Records about charts and figures
##############################

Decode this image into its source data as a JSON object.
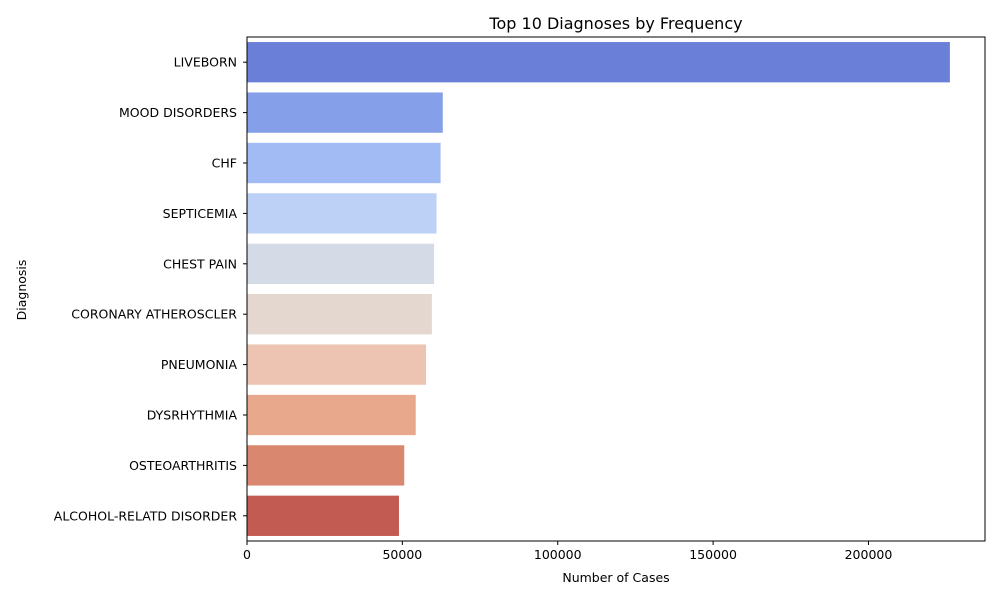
{
  "chart_data": {
    "type": "bar",
    "orientation": "horizontal",
    "title": "Top 10 Diagnoses by Frequency",
    "xlabel": "Number of Cases",
    "ylabel": "Diagnosis",
    "categories": [
      "LIVEBORN",
      "MOOD DISORDERS",
      "CHF",
      "SEPTICEMIA",
      "CHEST PAIN",
      "CORONARY ATHEROSCLER",
      "PNEUMONIA",
      "DYSRHYTHMIA",
      "OSTEOARTHRITIS",
      "ALCOHOL-RELATD DISORDER"
    ],
    "values": [
      226200,
      63000,
      62300,
      61000,
      60200,
      59500,
      57600,
      54300,
      50600,
      48900
    ],
    "colors": [
      "#6a80d8",
      "#85a0e8",
      "#a2bbf4",
      "#bdd0f5",
      "#d4dae6",
      "#e4d7cf",
      "#edc4b1",
      "#e8a88c",
      "#da8770",
      "#c25b52"
    ],
    "xlim": [
      0,
      237500
    ],
    "xticks": [
      0,
      50000,
      100000,
      150000,
      200000
    ],
    "xtick_labels": [
      "0",
      "50000",
      "100000",
      "150000",
      "200000"
    ],
    "grid": false,
    "legend": false
  }
}
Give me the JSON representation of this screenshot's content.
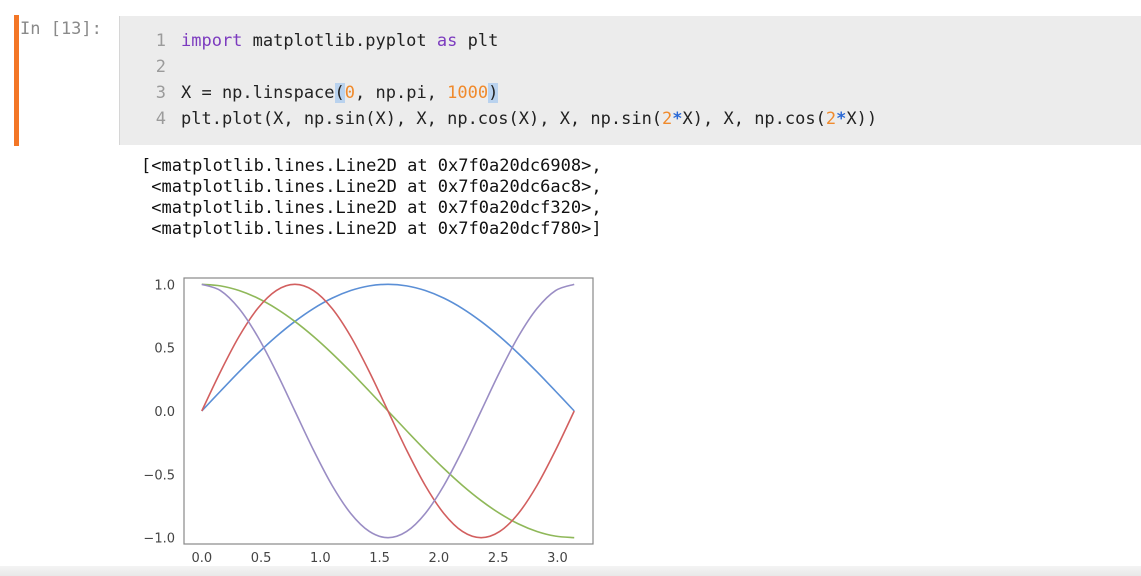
{
  "cell": {
    "prompt": "In [13]:",
    "line_numbers": [
      "1",
      "2",
      "3",
      "4"
    ]
  },
  "output_text": [
    "[<matplotlib.lines.Line2D at 0x7f0a20dc6908>,",
    " <matplotlib.lines.Line2D at 0x7f0a20dc6ac8>,",
    " <matplotlib.lines.Line2D at 0x7f0a20dcf320>,",
    " <matplotlib.lines.Line2D at 0x7f0a20dcf780>]"
  ],
  "colors": {
    "cell_accent": "#f37626",
    "keyword": "#7c3bbf",
    "number": "#f08a2c",
    "operator": "#2a69d6",
    "editor_bg": "#ececec"
  },
  "chart_data": {
    "type": "line",
    "xlim": [
      -0.15,
      3.3
    ],
    "ylim": [
      -1.05,
      1.05
    ],
    "xticks": [
      0.0,
      0.5,
      1.0,
      1.5,
      2.0,
      2.5,
      3.0
    ],
    "xtick_labels": [
      "0.0",
      "0.5",
      "1.0",
      "1.5",
      "2.0",
      "2.5",
      "3.0"
    ],
    "yticks": [
      1.0,
      0.5,
      0.0,
      -0.5,
      -1.0
    ],
    "ytick_labels": [
      "1.0",
      "0.5",
      "0.0",
      "−0.5",
      "−1.0"
    ],
    "grid": false,
    "x": [
      0,
      0.1571,
      0.3142,
      0.4712,
      0.6283,
      0.7854,
      0.9425,
      1.0996,
      1.2566,
      1.4137,
      1.5708,
      1.7279,
      1.885,
      2.042,
      2.1991,
      2.3562,
      2.5133,
      2.6704,
      2.8274,
      2.9845,
      3.1416
    ],
    "series": [
      {
        "color": "#5b8fd6",
        "values": [
          0,
          0.156,
          0.309,
          0.454,
          0.588,
          0.707,
          0.809,
          0.891,
          0.951,
          0.988,
          1,
          0.988,
          0.951,
          0.891,
          0.809,
          0.707,
          0.588,
          0.454,
          0.309,
          0.156,
          0
        ]
      },
      {
        "color": "#8fb859",
        "values": [
          1,
          0.988,
          0.951,
          0.891,
          0.809,
          0.707,
          0.588,
          0.454,
          0.309,
          0.156,
          0,
          -0.156,
          -0.309,
          -0.454,
          -0.588,
          -0.707,
          -0.809,
          -0.891,
          -0.951,
          -0.988,
          -1
        ]
      },
      {
        "color": "#d25f5f",
        "values": [
          0,
          0.309,
          0.588,
          0.809,
          0.951,
          1,
          0.951,
          0.809,
          0.588,
          0.309,
          0,
          -0.309,
          -0.588,
          -0.809,
          -0.951,
          -1,
          -0.951,
          -0.809,
          -0.588,
          -0.309,
          0
        ]
      },
      {
        "color": "#9a8dc4",
        "values": [
          1,
          0.951,
          0.809,
          0.588,
          0.309,
          0,
          -0.309,
          -0.588,
          -0.809,
          -0.951,
          -1,
          -0.951,
          -0.809,
          -0.588,
          -0.309,
          0,
          0.309,
          0.588,
          0.809,
          0.951,
          1
        ]
      }
    ]
  }
}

##############################

> [WHAT IS REQUIRED] From the listing, copy every line where the string "lines" appears.

> [RESULT]
    "[<matplotlib.lines.Line2D at 0x7f0a20dc6908>,",
    " <matplotlib.lines.Line2D at 0x7f0a20dc6ac8>,",
    " <matplotlib.lines.Line2D at 0x7f0a20dcf320>,",
    " <matplotlib.lines.Line2D at 0x7f0a20dcf780>]"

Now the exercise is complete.